▸ Consigne donnée
Citez à l'identique les lignes de ce listing, du début à la fin.
+ + +
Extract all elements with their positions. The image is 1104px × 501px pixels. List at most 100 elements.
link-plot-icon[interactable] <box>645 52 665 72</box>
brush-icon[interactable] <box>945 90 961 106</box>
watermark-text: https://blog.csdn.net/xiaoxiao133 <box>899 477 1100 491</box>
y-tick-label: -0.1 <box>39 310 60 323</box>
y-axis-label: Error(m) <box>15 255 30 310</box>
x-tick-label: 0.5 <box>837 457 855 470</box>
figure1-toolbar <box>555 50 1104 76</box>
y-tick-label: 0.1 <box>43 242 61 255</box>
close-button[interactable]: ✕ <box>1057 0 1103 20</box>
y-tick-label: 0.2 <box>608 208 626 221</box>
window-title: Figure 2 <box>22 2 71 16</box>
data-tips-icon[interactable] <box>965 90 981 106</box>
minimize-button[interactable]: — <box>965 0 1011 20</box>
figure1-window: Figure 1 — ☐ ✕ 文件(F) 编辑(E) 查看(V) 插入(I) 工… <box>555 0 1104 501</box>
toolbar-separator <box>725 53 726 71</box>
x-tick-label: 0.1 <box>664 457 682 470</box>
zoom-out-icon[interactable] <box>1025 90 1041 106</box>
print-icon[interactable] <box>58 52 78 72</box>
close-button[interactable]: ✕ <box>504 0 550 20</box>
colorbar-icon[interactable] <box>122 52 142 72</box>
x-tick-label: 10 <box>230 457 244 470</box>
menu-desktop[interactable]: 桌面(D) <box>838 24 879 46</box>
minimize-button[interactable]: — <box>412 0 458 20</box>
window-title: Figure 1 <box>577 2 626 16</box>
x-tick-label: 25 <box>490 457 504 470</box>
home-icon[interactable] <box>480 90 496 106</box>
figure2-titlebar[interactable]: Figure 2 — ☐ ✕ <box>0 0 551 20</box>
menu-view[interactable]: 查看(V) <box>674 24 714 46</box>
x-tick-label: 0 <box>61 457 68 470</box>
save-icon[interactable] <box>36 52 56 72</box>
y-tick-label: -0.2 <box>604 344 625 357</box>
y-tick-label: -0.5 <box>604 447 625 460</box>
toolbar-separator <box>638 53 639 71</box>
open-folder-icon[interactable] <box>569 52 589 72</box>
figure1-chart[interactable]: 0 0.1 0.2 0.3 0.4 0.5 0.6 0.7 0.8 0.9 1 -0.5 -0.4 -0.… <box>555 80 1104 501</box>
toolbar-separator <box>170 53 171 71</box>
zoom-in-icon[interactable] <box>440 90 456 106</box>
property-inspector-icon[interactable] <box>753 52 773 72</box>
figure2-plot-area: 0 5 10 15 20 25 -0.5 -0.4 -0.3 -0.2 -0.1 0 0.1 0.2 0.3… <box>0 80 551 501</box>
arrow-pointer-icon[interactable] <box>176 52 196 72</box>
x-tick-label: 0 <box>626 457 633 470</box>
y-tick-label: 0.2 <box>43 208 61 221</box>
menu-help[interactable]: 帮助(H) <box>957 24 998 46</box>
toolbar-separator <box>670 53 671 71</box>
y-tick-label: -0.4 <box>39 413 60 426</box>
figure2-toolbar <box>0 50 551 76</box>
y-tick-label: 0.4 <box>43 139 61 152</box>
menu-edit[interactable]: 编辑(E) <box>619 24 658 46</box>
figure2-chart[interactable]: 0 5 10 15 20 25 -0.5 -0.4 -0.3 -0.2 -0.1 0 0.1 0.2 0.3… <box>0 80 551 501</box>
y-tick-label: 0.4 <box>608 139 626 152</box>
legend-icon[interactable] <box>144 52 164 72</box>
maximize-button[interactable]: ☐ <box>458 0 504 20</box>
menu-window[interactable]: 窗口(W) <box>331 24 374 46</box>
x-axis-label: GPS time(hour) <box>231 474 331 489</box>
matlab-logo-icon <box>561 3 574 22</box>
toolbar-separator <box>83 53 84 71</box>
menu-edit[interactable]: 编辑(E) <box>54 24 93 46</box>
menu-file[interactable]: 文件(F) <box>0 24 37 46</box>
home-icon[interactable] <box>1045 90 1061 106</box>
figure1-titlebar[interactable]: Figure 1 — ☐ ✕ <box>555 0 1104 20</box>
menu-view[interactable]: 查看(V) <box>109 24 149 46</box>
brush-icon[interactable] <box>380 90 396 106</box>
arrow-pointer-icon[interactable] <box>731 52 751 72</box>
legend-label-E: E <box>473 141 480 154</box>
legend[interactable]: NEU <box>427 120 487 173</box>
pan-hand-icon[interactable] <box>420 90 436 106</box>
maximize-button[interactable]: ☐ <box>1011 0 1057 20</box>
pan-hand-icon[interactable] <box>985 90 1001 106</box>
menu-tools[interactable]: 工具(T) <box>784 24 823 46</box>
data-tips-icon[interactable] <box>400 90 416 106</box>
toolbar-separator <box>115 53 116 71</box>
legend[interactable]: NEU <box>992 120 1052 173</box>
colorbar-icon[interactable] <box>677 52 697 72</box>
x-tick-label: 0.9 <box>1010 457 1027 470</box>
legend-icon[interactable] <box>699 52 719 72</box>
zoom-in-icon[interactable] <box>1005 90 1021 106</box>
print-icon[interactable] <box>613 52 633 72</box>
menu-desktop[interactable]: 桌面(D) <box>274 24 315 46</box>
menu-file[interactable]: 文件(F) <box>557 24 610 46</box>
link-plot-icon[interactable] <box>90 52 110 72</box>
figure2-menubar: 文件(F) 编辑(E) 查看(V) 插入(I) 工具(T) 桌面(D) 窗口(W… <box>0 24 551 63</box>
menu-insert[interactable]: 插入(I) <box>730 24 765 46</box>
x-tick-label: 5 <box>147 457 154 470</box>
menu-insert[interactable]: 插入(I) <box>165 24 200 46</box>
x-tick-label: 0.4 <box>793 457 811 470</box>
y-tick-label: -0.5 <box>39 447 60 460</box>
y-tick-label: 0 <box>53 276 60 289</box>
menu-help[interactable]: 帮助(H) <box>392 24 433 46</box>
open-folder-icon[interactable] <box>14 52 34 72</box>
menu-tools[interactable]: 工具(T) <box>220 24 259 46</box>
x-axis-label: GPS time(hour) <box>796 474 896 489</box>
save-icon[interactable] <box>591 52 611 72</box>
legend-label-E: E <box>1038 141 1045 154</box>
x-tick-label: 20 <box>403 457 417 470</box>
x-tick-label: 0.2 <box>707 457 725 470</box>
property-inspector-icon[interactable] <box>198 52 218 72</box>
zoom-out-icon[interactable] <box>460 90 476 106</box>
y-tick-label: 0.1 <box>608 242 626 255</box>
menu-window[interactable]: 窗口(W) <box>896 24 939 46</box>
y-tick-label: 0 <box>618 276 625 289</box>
+ + +
▸ Réponse attendue
Extract all elements with their positions. The image is 1104px × 501px pixels. List at most 100 elements.
link-plot-icon[interactable] <box>645 52 665 72</box>
brush-icon[interactable] <box>945 90 961 106</box>
watermark-text: https://blog.csdn.net/xiaoxiao133 <box>899 477 1100 491</box>
y-tick-label: -0.1 <box>39 310 60 323</box>
y-axis-label: Error(m) <box>15 255 30 310</box>
x-tick-label: 0.5 <box>837 457 855 470</box>
figure1-toolbar <box>555 50 1104 76</box>
y-tick-label: 0.1 <box>43 242 61 255</box>
close-button[interactable]: ✕ <box>1057 0 1103 20</box>
y-tick-label: 0.2 <box>608 208 626 221</box>
window-title: Figure 2 <box>22 2 71 16</box>
data-tips-icon[interactable] <box>965 90 981 106</box>
minimize-button[interactable]: — <box>965 0 1011 20</box>
figure1-window: Figure 1 — ☐ ✕ 文件(F) 编辑(E) 查看(V) 插入(I) 工… <box>555 0 1104 501</box>
toolbar-separator <box>725 53 726 71</box>
x-tick-label: 0.1 <box>664 457 682 470</box>
zoom-out-icon[interactable] <box>1025 90 1041 106</box>
print-icon[interactable] <box>58 52 78 72</box>
close-button[interactable]: ✕ <box>504 0 550 20</box>
colorbar-icon[interactable] <box>122 52 142 72</box>
x-tick-label: 10 <box>230 457 244 470</box>
menu-desktop[interactable]: 桌面(D) <box>838 24 879 46</box>
minimize-button[interactable]: — <box>412 0 458 20</box>
window-title: Figure 1 <box>577 2 626 16</box>
x-tick-label: 25 <box>490 457 504 470</box>
home-icon[interactable] <box>480 90 496 106</box>
figure2-titlebar[interactable]: Figure 2 — ☐ ✕ <box>0 0 551 20</box>
menu-view[interactable]: 查看(V) <box>674 24 714 46</box>
x-tick-label: 0 <box>61 457 68 470</box>
save-icon[interactable] <box>36 52 56 72</box>
y-tick-label: -0.2 <box>604 344 625 357</box>
y-tick-label: -0.5 <box>604 447 625 460</box>
toolbar-separator <box>638 53 639 71</box>
open-folder-icon[interactable] <box>569 52 589 72</box>
figure1-chart[interactable]: 0 0.1 0.2 0.3 0.4 0.5 0.6 0.7 0.8 0.9 1 -0.5 -0.4 -0.… <box>555 80 1104 501</box>
toolbar-separator <box>170 53 171 71</box>
zoom-in-icon[interactable] <box>440 90 456 106</box>
property-inspector-icon[interactable] <box>753 52 773 72</box>
figure2-plot-area: 0 5 10 15 20 25 -0.5 -0.4 -0.3 -0.2 -0.1 0 0.1 0.2 0.3… <box>0 80 551 501</box>
arrow-pointer-icon[interactable] <box>176 52 196 72</box>
x-tick-label: 0 <box>626 457 633 470</box>
y-tick-label: 0.2 <box>43 208 61 221</box>
menu-help[interactable]: 帮助(H) <box>957 24 998 46</box>
toolbar-separator <box>670 53 671 71</box>
y-tick-label: -0.4 <box>39 413 60 426</box>
figure2-toolbar <box>0 50 551 76</box>
y-tick-label: 0.4 <box>43 139 61 152</box>
menu-edit[interactable]: 编辑(E) <box>619 24 658 46</box>
figure2-chart[interactable]: 0 5 10 15 20 25 -0.5 -0.4 -0.3 -0.2 -0.1 0 0.1 0.2 0.3… <box>0 80 551 501</box>
y-tick-label: 0.4 <box>608 139 626 152</box>
legend-icon[interactable] <box>144 52 164 72</box>
maximize-button[interactable]: ☐ <box>458 0 504 20</box>
menu-window[interactable]: 窗口(W) <box>331 24 374 46</box>
x-axis-label: GPS time(hour) <box>231 474 331 489</box>
matlab-logo-icon <box>561 3 574 22</box>
toolbar-separator <box>83 53 84 71</box>
menu-edit[interactable]: 编辑(E) <box>54 24 93 46</box>
menu-file[interactable]: 文件(F) <box>0 24 37 46</box>
home-icon[interactable] <box>1045 90 1061 106</box>
figure1-titlebar[interactable]: Figure 1 — ☐ ✕ <box>555 0 1104 20</box>
menu-view[interactable]: 查看(V) <box>109 24 149 46</box>
brush-icon[interactable] <box>380 90 396 106</box>
arrow-pointer-icon[interactable] <box>731 52 751 72</box>
legend-label-E: E <box>473 141 480 154</box>
legend[interactable]: NEU <box>427 120 487 173</box>
pan-hand-icon[interactable] <box>420 90 436 106</box>
maximize-button[interactable]: ☐ <box>1011 0 1057 20</box>
pan-hand-icon[interactable] <box>985 90 1001 106</box>
menu-tools[interactable]: 工具(T) <box>784 24 823 46</box>
data-tips-icon[interactable] <box>400 90 416 106</box>
toolbar-separator <box>115 53 116 71</box>
legend[interactable]: NEU <box>992 120 1052 173</box>
colorbar-icon[interactable] <box>677 52 697 72</box>
x-tick-label: 0.9 <box>1010 457 1027 470</box>
legend-icon[interactable] <box>699 52 719 72</box>
zoom-in-icon[interactable] <box>1005 90 1021 106</box>
print-icon[interactable] <box>613 52 633 72</box>
menu-desktop[interactable]: 桌面(D) <box>274 24 315 46</box>
menu-file[interactable]: 文件(F) <box>557 24 610 46</box>
link-plot-icon[interactable] <box>90 52 110 72</box>
figure2-menubar: 文件(F) 编辑(E) 查看(V) 插入(I) 工具(T) 桌面(D) 窗口(W… <box>0 24 551 63</box>
menu-insert[interactable]: 插入(I) <box>730 24 765 46</box>
x-tick-label: 5 <box>147 457 154 470</box>
menu-insert[interactable]: 插入(I) <box>165 24 200 46</box>
x-tick-label: 0.4 <box>793 457 811 470</box>
y-tick-label: -0.5 <box>39 447 60 460</box>
y-tick-label: 0 <box>53 276 60 289</box>
menu-help[interactable]: 帮助(H) <box>392 24 433 46</box>
open-folder-icon[interactable] <box>14 52 34 72</box>
menu-tools[interactable]: 工具(T) <box>220 24 259 46</box>
x-axis-label: GPS time(hour) <box>796 474 896 489</box>
save-icon[interactable] <box>591 52 611 72</box>
legend-label-E: E <box>1038 141 1045 154</box>
x-tick-label: 20 <box>403 457 417 470</box>
x-tick-label: 0.2 <box>707 457 725 470</box>
property-inspector-icon[interactable] <box>198 52 218 72</box>
zoom-out-icon[interactable] <box>460 90 476 106</box>
y-tick-label: 0.1 <box>608 242 626 255</box>
menu-window[interactable]: 窗口(W) <box>896 24 939 46</box>
y-tick-label: 0 <box>618 276 625 289</box>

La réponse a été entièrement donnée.